>> START
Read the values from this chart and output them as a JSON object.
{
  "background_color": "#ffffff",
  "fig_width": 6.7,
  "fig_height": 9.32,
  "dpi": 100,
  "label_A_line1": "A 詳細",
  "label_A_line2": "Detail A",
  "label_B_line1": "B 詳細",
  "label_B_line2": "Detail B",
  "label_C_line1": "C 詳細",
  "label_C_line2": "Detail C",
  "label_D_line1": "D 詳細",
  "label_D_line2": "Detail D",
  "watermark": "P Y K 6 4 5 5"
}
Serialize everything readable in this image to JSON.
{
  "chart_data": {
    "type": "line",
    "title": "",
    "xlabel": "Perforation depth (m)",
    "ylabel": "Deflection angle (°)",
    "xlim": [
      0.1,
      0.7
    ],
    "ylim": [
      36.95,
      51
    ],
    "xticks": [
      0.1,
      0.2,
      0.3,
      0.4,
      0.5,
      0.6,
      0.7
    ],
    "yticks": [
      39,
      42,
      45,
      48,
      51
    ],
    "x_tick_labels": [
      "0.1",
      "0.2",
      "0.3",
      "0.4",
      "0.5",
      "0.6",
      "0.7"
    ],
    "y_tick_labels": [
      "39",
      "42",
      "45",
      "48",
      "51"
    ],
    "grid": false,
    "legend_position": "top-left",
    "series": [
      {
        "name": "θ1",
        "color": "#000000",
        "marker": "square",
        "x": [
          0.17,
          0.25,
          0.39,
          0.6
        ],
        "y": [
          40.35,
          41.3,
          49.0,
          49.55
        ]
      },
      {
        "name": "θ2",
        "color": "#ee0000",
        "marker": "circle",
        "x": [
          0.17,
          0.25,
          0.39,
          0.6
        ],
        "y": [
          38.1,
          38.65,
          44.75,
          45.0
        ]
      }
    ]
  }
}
>> END
▶ [Description of the task] Reproduce the full listing exactly.

▶ [Correct answer]
Read the values from this chart and output them as a JSON object.
{
  "background_color": "#ffffff",
  "fig_width": 6.7,
  "fig_height": 9.32,
  "dpi": 100,
  "label_A_line1": "A 詳細",
  "label_A_line2": "Detail A",
  "label_B_line1": "B 詳細",
  "label_B_line2": "Detail B",
  "label_C_line1": "C 詳細",
  "label_C_line2": "Detail C",
  "label_D_line1": "D 詳細",
  "label_D_line2": "Detail D",
  "watermark": "P Y K 6 4 5 5"
}
Serialize everything readable in this image to JSON.
{
  "chart_data": {
    "type": "line",
    "title": "",
    "xlabel": "Perforation depth (m)",
    "ylabel": "Deflection angle (°)",
    "xlim": [
      0.1,
      0.7
    ],
    "ylim": [
      36.95,
      51
    ],
    "xticks": [
      0.1,
      0.2,
      0.3,
      0.4,
      0.5,
      0.6,
      0.7
    ],
    "yticks": [
      39,
      42,
      45,
      48,
      51
    ],
    "x_tick_labels": [
      "0.1",
      "0.2",
      "0.3",
      "0.4",
      "0.5",
      "0.6",
      "0.7"
    ],
    "y_tick_labels": [
      "39",
      "42",
      "45",
      "48",
      "51"
    ],
    "grid": false,
    "legend_position": "top-left",
    "series": [
      {
        "name": "θ1",
        "color": "#000000",
        "marker": "square",
        "x": [
          0.17,
          0.25,
          0.39,
          0.6
        ],
        "y": [
          40.35,
          41.3,
          49.0,
          49.55
        ]
      },
      {
        "name": "θ2",
        "color": "#ee0000",
        "marker": "circle",
        "x": [
          0.17,
          0.25,
          0.39,
          0.6
        ],
        "y": [
          38.1,
          38.65,
          44.75,
          45.0
        ]
      }
    ]
  }
}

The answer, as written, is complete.